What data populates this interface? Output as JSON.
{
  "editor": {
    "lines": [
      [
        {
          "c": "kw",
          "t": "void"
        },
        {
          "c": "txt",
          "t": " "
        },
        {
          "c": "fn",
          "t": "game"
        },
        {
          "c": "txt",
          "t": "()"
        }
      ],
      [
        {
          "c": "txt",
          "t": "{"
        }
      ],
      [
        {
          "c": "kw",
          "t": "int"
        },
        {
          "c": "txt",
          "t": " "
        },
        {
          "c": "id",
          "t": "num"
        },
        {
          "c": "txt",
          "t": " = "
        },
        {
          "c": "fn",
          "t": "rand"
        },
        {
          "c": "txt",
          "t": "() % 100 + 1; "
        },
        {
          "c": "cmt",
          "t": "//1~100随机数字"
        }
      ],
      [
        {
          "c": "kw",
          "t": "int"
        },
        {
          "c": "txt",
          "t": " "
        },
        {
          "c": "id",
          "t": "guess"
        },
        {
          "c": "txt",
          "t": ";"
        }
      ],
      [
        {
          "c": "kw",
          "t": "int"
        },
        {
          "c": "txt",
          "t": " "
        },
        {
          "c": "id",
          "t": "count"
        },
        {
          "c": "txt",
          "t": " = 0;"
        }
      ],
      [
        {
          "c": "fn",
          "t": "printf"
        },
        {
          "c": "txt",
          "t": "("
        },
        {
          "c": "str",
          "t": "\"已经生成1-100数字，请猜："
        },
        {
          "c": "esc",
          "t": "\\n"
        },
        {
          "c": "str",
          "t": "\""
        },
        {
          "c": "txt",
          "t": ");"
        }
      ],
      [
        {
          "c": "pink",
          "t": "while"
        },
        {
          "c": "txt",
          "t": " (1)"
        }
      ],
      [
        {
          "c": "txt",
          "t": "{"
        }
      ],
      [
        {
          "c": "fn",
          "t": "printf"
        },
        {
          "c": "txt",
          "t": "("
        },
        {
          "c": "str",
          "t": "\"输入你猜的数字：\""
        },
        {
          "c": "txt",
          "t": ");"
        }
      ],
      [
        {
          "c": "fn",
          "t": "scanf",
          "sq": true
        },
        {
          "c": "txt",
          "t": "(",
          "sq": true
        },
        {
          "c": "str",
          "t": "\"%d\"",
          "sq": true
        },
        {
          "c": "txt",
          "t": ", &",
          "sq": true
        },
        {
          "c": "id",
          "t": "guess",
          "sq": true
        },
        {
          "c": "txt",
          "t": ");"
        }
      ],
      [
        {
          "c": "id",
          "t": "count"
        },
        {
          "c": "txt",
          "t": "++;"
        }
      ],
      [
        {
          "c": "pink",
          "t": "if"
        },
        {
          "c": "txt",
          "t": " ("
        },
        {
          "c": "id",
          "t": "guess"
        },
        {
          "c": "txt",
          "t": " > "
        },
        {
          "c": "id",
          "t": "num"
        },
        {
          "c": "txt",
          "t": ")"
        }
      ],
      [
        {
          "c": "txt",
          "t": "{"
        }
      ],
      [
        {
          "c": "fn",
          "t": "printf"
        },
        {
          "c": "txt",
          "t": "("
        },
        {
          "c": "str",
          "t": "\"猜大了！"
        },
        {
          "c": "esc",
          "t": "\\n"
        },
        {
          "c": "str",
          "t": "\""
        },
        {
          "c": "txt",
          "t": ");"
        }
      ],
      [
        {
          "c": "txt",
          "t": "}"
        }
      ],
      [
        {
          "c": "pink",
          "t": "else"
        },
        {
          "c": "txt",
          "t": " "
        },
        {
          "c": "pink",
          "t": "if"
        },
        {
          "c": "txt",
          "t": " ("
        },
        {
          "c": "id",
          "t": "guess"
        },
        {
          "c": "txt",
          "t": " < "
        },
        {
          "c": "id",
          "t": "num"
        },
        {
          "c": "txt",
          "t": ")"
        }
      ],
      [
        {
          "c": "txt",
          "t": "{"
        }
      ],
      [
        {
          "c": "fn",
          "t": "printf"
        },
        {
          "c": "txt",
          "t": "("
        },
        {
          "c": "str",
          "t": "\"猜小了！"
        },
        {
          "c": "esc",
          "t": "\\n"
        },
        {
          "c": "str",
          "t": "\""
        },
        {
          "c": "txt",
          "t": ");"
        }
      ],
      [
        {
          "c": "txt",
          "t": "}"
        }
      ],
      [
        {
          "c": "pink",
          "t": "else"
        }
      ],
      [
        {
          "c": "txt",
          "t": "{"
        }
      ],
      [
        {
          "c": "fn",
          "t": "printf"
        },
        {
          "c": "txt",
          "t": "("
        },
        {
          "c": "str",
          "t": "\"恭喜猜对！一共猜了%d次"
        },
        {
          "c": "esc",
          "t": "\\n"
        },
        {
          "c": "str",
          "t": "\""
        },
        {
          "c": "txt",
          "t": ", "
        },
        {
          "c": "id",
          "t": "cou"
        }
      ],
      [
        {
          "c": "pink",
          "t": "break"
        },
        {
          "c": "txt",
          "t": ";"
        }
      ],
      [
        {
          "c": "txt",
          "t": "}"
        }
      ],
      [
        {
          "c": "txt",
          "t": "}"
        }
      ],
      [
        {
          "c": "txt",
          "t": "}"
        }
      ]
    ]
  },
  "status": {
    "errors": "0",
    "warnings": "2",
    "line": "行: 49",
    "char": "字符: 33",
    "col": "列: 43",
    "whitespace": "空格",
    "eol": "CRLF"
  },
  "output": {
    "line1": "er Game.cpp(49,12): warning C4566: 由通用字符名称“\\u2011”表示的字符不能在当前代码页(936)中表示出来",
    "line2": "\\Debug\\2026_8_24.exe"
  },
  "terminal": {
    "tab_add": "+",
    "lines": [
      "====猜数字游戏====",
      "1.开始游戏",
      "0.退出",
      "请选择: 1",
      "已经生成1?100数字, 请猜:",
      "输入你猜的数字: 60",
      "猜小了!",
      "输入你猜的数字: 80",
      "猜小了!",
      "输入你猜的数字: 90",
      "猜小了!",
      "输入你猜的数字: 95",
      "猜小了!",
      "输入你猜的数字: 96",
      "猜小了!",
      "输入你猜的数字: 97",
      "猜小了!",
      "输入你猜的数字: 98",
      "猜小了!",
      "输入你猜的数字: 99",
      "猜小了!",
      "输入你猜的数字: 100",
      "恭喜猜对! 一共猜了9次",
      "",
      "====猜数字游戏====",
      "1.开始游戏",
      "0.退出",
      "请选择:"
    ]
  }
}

──────────────────────────────

## Directive
Output the listing above exactly as it appears.

## The response
What data populates this interface? Output as JSON.
{
  "editor": {
    "lines": [
      [
        {
          "c": "kw",
          "t": "void"
        },
        {
          "c": "txt",
          "t": " "
        },
        {
          "c": "fn",
          "t": "game"
        },
        {
          "c": "txt",
          "t": "()"
        }
      ],
      [
        {
          "c": "txt",
          "t": "{"
        }
      ],
      [
        {
          "c": "kw",
          "t": "int"
        },
        {
          "c": "txt",
          "t": " "
        },
        {
          "c": "id",
          "t": "num"
        },
        {
          "c": "txt",
          "t": " = "
        },
        {
          "c": "fn",
          "t": "rand"
        },
        {
          "c": "txt",
          "t": "() % 100 + 1; "
        },
        {
          "c": "cmt",
          "t": "//1~100随机数字"
        }
      ],
      [
        {
          "c": "kw",
          "t": "int"
        },
        {
          "c": "txt",
          "t": " "
        },
        {
          "c": "id",
          "t": "guess"
        },
        {
          "c": "txt",
          "t": ";"
        }
      ],
      [
        {
          "c": "kw",
          "t": "int"
        },
        {
          "c": "txt",
          "t": " "
        },
        {
          "c": "id",
          "t": "count"
        },
        {
          "c": "txt",
          "t": " = 0;"
        }
      ],
      [
        {
          "c": "fn",
          "t": "printf"
        },
        {
          "c": "txt",
          "t": "("
        },
        {
          "c": "str",
          "t": "\"已经生成1-100数字，请猜："
        },
        {
          "c": "esc",
          "t": "\\n"
        },
        {
          "c": "str",
          "t": "\""
        },
        {
          "c": "txt",
          "t": ");"
        }
      ],
      [
        {
          "c": "pink",
          "t": "while"
        },
        {
          "c": "txt",
          "t": " (1)"
        }
      ],
      [
        {
          "c": "txt",
          "t": "{"
        }
      ],
      [
        {
          "c": "fn",
          "t": "printf"
        },
        {
          "c": "txt",
          "t": "("
        },
        {
          "c": "str",
          "t": "\"输入你猜的数字：\""
        },
        {
          "c": "txt",
          "t": ");"
        }
      ],
      [
        {
          "c": "fn",
          "t": "scanf",
          "sq": true
        },
        {
          "c": "txt",
          "t": "(",
          "sq": true
        },
        {
          "c": "str",
          "t": "\"%d\"",
          "sq": true
        },
        {
          "c": "txt",
          "t": ", &",
          "sq": true
        },
        {
          "c": "id",
          "t": "guess",
          "sq": true
        },
        {
          "c": "txt",
          "t": ");"
        }
      ],
      [
        {
          "c": "id",
          "t": "count"
        },
        {
          "c": "txt",
          "t": "++;"
        }
      ],
      [
        {
          "c": "pink",
          "t": "if"
        },
        {
          "c": "txt",
          "t": " ("
        },
        {
          "c": "id",
          "t": "guess"
        },
        {
          "c": "txt",
          "t": " > "
        },
        {
          "c": "id",
          "t": "num"
        },
        {
          "c": "txt",
          "t": ")"
        }
      ],
      [
        {
          "c": "txt",
          "t": "{"
        }
      ],
      [
        {
          "c": "fn",
          "t": "printf"
        },
        {
          "c": "txt",
          "t": "("
        },
        {
          "c": "str",
          "t": "\"猜大了！"
        },
        {
          "c": "esc",
          "t": "\\n"
        },
        {
          "c": "str",
          "t": "\""
        },
        {
          "c": "txt",
          "t": ");"
        }
      ],
      [
        {
          "c": "txt",
          "t": "}"
        }
      ],
      [
        {
          "c": "pink",
          "t": "else"
        },
        {
          "c": "txt",
          "t": " "
        },
        {
          "c": "pink",
          "t": "if"
        },
        {
          "c": "txt",
          "t": " ("
        },
        {
          "c": "id",
          "t": "guess"
        },
        {
          "c": "txt",
          "t": " < "
        },
        {
          "c": "id",
          "t": "num"
        },
        {
          "c": "txt",
          "t": ")"
        }
      ],
      [
        {
          "c": "txt",
          "t": "{"
        }
      ],
      [
        {
          "c": "fn",
          "t": "printf"
        },
        {
          "c": "txt",
          "t": "("
        },
        {
          "c": "str",
          "t": "\"猜小了！"
        },
        {
          "c": "esc",
          "t": "\\n"
        },
        {
          "c": "str",
          "t": "\""
        },
        {
          "c": "txt",
          "t": ");"
        }
      ],
      [
        {
          "c": "txt",
          "t": "}"
        }
      ],
      [
        {
          "c": "pink",
          "t": "else"
        }
      ],
      [
        {
          "c": "txt",
          "t": "{"
        }
      ],
      [
        {
          "c": "fn",
          "t": "printf"
        },
        {
          "c": "txt",
          "t": "("
        },
        {
          "c": "str",
          "t": "\"恭喜猜对！一共猜了%d次"
        },
        {
          "c": "esc",
          "t": "\\n"
        },
        {
          "c": "str",
          "t": "\""
        },
        {
          "c": "txt",
          "t": ", "
        },
        {
          "c": "id",
          "t": "cou"
        }
      ],
      [
        {
          "c": "pink",
          "t": "break"
        },
        {
          "c": "txt",
          "t": ";"
        }
      ],
      [
        {
          "c": "txt",
          "t": "}"
        }
      ],
      [
        {
          "c": "txt",
          "t": "}"
        }
      ],
      [
        {
          "c": "txt",
          "t": "}"
        }
      ]
    ]
  },
  "status": {
    "errors": "0",
    "warnings": "2",
    "line": "行: 49",
    "char": "字符: 33",
    "col": "列: 43",
    "whitespace": "空格",
    "eol": "CRLF"
  },
  "output": {
    "line1": "er Game.cpp(49,12): warning C4566: 由通用字符名称“\\u2011”表示的字符不能在当前代码页(936)中表示出来",
    "line2": "\\Debug\\2026_8_24.exe"
  },
  "terminal": {
    "tab_add": "+",
    "lines": [
      "====猜数字游戏====",
      "1.开始游戏",
      "0.退出",
      "请选择: 1",
      "已经生成1?100数字, 请猜:",
      "输入你猜的数字: 60",
      "猜小了!",
      "输入你猜的数字: 80",
      "猜小了!",
      "输入你猜的数字: 90",
      "猜小了!",
      "输入你猜的数字: 95",
      "猜小了!",
      "输入你猜的数字: 96",
      "猜小了!",
      "输入你猜的数字: 97",
      "猜小了!",
      "输入你猜的数字: 98",
      "猜小了!",
      "输入你猜的数字: 99",
      "猜小了!",
      "输入你猜的数字: 100",
      "恭喜猜对! 一共猜了9次",
      "",
      "====猜数字游戏====",
      "1.开始游戏",
      "0.退出",
      "请选择:"
    ]
  }
}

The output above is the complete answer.